### GIVEN REQUEST
Write out all of the records precisely. Skip anything that is a picture.

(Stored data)
----------------

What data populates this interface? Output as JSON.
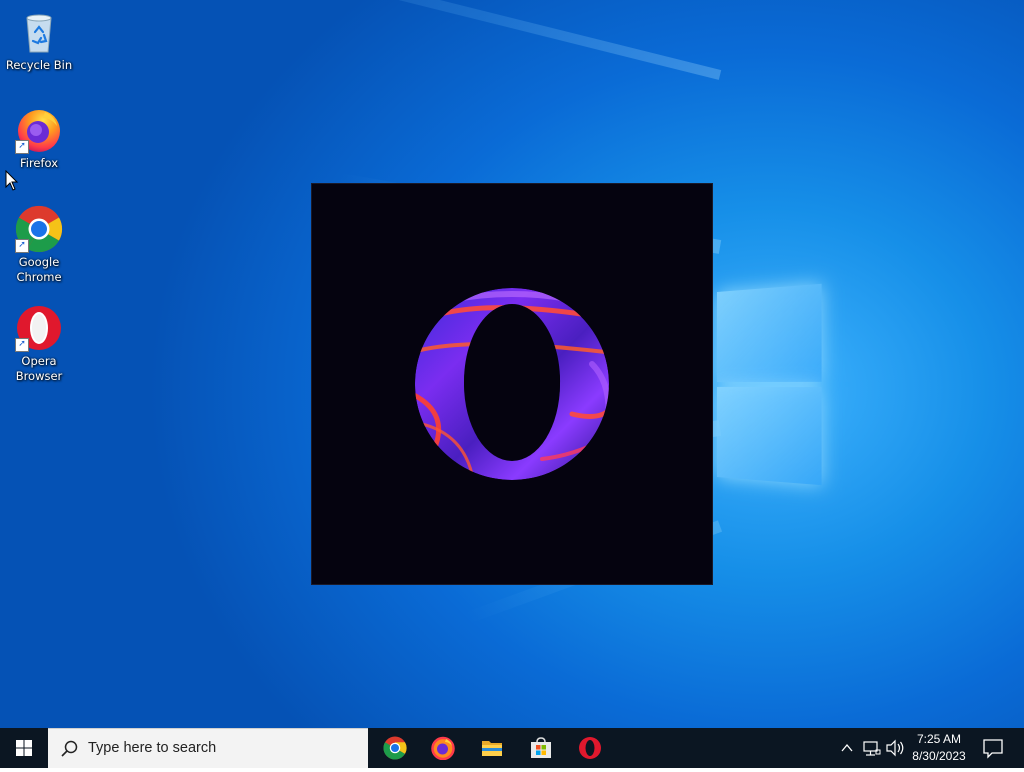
{
  "desktop": {
    "icons": [
      {
        "label": "Recycle Bin",
        "icon": "recycle-bin-icon"
      },
      {
        "label": "Firefox",
        "icon": "firefox-icon",
        "shortcut": true
      },
      {
        "label": "Google Chrome",
        "icon": "chrome-icon",
        "shortcut": true
      },
      {
        "label": "Opera Browser",
        "icon": "opera-icon",
        "shortcut": true
      }
    ]
  },
  "splash": {
    "app": "Opera",
    "logo": "opera-o-logo",
    "background": "#05030f"
  },
  "taskbar": {
    "search_placeholder": "Type here to search",
    "pinned": [
      "chrome-icon",
      "firefox-icon",
      "file-explorer-icon",
      "microsoft-store-icon",
      "opera-icon"
    ],
    "tray": {
      "time": "7:25 AM",
      "date": "8/30/2023"
    }
  },
  "colors": {
    "taskbar": "#0b1622",
    "desktop_accent": "#0a6bd6",
    "opera_red": "#e0182d"
  }
}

----------------

### ANSWER BELOW
What data populates this interface? Output as JSON.
{
  "desktop": {
    "icons": [
      {
        "label": "Recycle Bin",
        "icon": "recycle-bin-icon"
      },
      {
        "label": "Firefox",
        "icon": "firefox-icon",
        "shortcut": true
      },
      {
        "label": "Google Chrome",
        "icon": "chrome-icon",
        "shortcut": true
      },
      {
        "label": "Opera Browser",
        "icon": "opera-icon",
        "shortcut": true
      }
    ]
  },
  "splash": {
    "app": "Opera",
    "logo": "opera-o-logo",
    "background": "#05030f"
  },
  "taskbar": {
    "search_placeholder": "Type here to search",
    "pinned": [
      "chrome-icon",
      "firefox-icon",
      "file-explorer-icon",
      "microsoft-store-icon",
      "opera-icon"
    ],
    "tray": {
      "time": "7:25 AM",
      "date": "8/30/2023"
    }
  },
  "colors": {
    "taskbar": "#0b1622",
    "desktop_accent": "#0a6bd6",
    "opera_red": "#e0182d"
  }
}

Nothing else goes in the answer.